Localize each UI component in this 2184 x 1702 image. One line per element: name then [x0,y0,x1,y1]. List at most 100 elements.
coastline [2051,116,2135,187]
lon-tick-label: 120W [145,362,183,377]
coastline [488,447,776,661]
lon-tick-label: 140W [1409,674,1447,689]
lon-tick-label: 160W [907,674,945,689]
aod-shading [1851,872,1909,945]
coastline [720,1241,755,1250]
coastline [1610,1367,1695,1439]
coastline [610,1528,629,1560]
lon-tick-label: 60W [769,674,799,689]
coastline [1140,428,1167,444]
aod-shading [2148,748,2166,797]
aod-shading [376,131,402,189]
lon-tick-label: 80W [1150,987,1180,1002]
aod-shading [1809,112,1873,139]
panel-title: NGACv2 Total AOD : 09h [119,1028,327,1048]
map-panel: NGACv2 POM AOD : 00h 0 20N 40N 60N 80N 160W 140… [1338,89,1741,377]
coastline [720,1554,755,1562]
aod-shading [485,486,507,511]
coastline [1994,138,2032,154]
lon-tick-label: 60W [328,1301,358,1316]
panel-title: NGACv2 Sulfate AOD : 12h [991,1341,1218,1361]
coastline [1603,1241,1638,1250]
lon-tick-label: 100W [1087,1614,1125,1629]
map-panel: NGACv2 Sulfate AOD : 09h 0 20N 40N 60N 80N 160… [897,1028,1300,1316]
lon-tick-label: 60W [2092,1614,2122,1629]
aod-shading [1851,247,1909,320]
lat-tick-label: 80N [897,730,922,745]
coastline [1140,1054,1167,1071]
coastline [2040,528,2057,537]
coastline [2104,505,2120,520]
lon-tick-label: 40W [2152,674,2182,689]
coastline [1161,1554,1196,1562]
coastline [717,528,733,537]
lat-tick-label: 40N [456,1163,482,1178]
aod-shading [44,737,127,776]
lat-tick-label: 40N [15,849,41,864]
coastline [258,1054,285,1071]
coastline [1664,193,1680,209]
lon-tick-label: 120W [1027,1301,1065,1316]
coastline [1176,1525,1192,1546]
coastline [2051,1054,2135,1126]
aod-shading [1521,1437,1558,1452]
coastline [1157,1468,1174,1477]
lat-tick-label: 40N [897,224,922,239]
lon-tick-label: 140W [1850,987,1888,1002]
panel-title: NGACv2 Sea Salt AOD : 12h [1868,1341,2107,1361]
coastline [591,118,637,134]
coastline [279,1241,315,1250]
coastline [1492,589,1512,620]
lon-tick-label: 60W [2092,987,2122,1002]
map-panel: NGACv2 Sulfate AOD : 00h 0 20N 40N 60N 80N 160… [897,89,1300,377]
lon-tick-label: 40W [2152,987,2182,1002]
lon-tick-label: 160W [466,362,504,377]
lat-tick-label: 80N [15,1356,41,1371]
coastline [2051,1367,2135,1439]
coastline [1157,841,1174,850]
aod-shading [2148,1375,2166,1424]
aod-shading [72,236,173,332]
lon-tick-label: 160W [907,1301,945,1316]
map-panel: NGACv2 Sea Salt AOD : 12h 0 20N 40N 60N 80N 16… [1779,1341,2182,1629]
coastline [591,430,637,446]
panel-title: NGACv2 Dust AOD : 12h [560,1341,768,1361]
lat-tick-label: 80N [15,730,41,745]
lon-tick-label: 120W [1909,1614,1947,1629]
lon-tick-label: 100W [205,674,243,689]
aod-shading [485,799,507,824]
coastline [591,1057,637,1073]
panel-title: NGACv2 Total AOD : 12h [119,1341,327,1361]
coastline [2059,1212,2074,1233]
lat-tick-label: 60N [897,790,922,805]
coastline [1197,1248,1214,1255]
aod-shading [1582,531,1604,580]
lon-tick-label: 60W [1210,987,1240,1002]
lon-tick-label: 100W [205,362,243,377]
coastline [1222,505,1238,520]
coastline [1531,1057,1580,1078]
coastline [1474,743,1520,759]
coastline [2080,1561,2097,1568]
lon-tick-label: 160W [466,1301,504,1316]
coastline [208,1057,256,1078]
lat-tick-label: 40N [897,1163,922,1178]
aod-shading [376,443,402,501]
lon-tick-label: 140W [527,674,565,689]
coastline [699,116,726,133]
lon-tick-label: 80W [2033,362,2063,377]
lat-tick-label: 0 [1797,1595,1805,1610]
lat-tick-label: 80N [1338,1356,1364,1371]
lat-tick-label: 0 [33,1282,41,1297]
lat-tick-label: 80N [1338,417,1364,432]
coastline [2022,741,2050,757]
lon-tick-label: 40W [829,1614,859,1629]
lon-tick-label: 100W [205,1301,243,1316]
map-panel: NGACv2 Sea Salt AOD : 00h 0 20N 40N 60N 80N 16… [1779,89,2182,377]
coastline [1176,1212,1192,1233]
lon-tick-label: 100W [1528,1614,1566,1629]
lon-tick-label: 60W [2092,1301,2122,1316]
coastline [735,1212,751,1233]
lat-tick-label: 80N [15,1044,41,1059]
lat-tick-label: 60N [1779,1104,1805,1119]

* * * * * * *

**任务目标:**
把以上记录中的“coastline”全部改为“shoreline”，其余内容保持不变，重新写出这些行。

**解答:**
Localize each UI component in this 2184 x 1702 image. One line per element: name then [x0,y0,x1,y1]. List at most 100 elements.
shoreline [2051,116,2135,187]
lon-tick-label: 120W [145,362,183,377]
shoreline [488,447,776,661]
lon-tick-label: 140W [1409,674,1447,689]
lon-tick-label: 160W [907,674,945,689]
aod-shading [1851,872,1909,945]
shoreline [720,1241,755,1250]
shoreline [1610,1367,1695,1439]
shoreline [610,1528,629,1560]
lon-tick-label: 60W [769,674,799,689]
shoreline [1140,428,1167,444]
aod-shading [2148,748,2166,797]
aod-shading [376,131,402,189]
lon-tick-label: 80W [1150,987,1180,1002]
aod-shading [1809,112,1873,139]
panel-title: NGACv2 Total AOD : 09h [119,1028,327,1048]
map-panel: NGACv2 POM AOD : 00h 0 20N 40N 60N 80N 160W 140… [1338,89,1741,377]
shoreline [720,1554,755,1562]
aod-shading [485,486,507,511]
shoreline [1994,138,2032,154]
lon-tick-label: 60W [328,1301,358,1316]
panel-title: NGACv2 Sulfate AOD : 12h [991,1341,1218,1361]
shoreline [1603,1241,1638,1250]
lon-tick-label: 100W [1087,1614,1125,1629]
map-panel: NGACv2 Sulfate AOD : 09h 0 20N 40N 60N 80N 160… [897,1028,1300,1316]
lon-tick-label: 60W [2092,1614,2122,1629]
aod-shading [1851,247,1909,320]
lat-tick-label: 80N [897,730,922,745]
shoreline [1140,1054,1167,1071]
shoreline [2040,528,2057,537]
shoreline [2104,505,2120,520]
lon-tick-label: 40W [2152,674,2182,689]
shoreline [1161,1554,1196,1562]
shoreline [717,528,733,537]
lat-tick-label: 40N [456,1163,482,1178]
aod-shading [44,737,127,776]
lat-tick-label: 40N [15,849,41,864]
shoreline [258,1054,285,1071]
shoreline [1664,193,1680,209]
lon-tick-label: 120W [1027,1301,1065,1316]
shoreline [1176,1525,1192,1546]
shoreline [2051,1054,2135,1126]
aod-shading [1521,1437,1558,1452]
shoreline [1157,1468,1174,1477]
lat-tick-label: 40N [897,224,922,239]
lon-tick-label: 140W [1850,987,1888,1002]
panel-title: NGACv2 Sea Salt AOD : 12h [1868,1341,2107,1361]
shoreline [591,118,637,134]
shoreline [279,1241,315,1250]
shoreline [1492,589,1512,620]
lon-tick-label: 60W [2092,987,2122,1002]
map-panel: NGACv2 Sulfate AOD : 00h 0 20N 40N 60N 80N 160… [897,89,1300,377]
lon-tick-label: 40W [2152,987,2182,1002]
lon-tick-label: 160W [466,362,504,377]
lat-tick-label: 80N [15,1356,41,1371]
shoreline [2051,1367,2135,1439]
shoreline [1157,841,1174,850]
aod-shading [2148,1375,2166,1424]
aod-shading [72,236,173,332]
lon-tick-label: 160W [907,1301,945,1316]
map-panel: NGACv2 Sea Salt AOD : 12h 0 20N 40N 60N 80N 16… [1779,1341,2182,1629]
shoreline [591,430,637,446]
panel-title: NGACv2 Dust AOD : 12h [560,1341,768,1361]
lat-tick-label: 80N [15,730,41,745]
lon-tick-label: 120W [1909,1614,1947,1629]
lon-tick-label: 100W [205,674,243,689]
aod-shading [485,799,507,824]
shoreline [591,1057,637,1073]
panel-title: NGACv2 Total AOD : 12h [119,1341,327,1361]
shoreline [2059,1212,2074,1233]
lat-tick-label: 60N [897,790,922,805]
shoreline [1197,1248,1214,1255]
aod-shading [1582,531,1604,580]
lon-tick-label: 60W [1210,987,1240,1002]
lon-tick-label: 100W [205,362,243,377]
shoreline [1222,505,1238,520]
shoreline [1531,1057,1580,1078]
shoreline [1474,743,1520,759]
shoreline [2080,1561,2097,1568]
lon-tick-label: 160W [466,1301,504,1316]
shoreline [208,1057,256,1078]
lat-tick-label: 40N [897,1163,922,1178]
aod-shading [376,443,402,501]
lon-tick-label: 140W [527,674,565,689]
shoreline [699,116,726,133]
lon-tick-label: 80W [2033,362,2063,377]
lat-tick-label: 0 [1797,1595,1805,1610]
lat-tick-label: 80N [1338,1356,1364,1371]
lat-tick-label: 0 [33,1282,41,1297]
lat-tick-label: 80N [1338,417,1364,432]
shoreline [2022,741,2050,757]
lon-tick-label: 40W [829,1614,859,1629]
lon-tick-label: 100W [205,1301,243,1316]
map-panel: NGACv2 Sea Salt AOD : 00h 0 20N 40N 60N 80N 16… [1779,89,2182,377]
shoreline [1176,1212,1192,1233]
lon-tick-label: 100W [1528,1614,1566,1629]
lon-tick-label: 60W [2092,1301,2122,1316]
shoreline [735,1212,751,1233]
lat-tick-label: 80N [15,1044,41,1059]
lat-tick-label: 60N [1779,1104,1805,1119]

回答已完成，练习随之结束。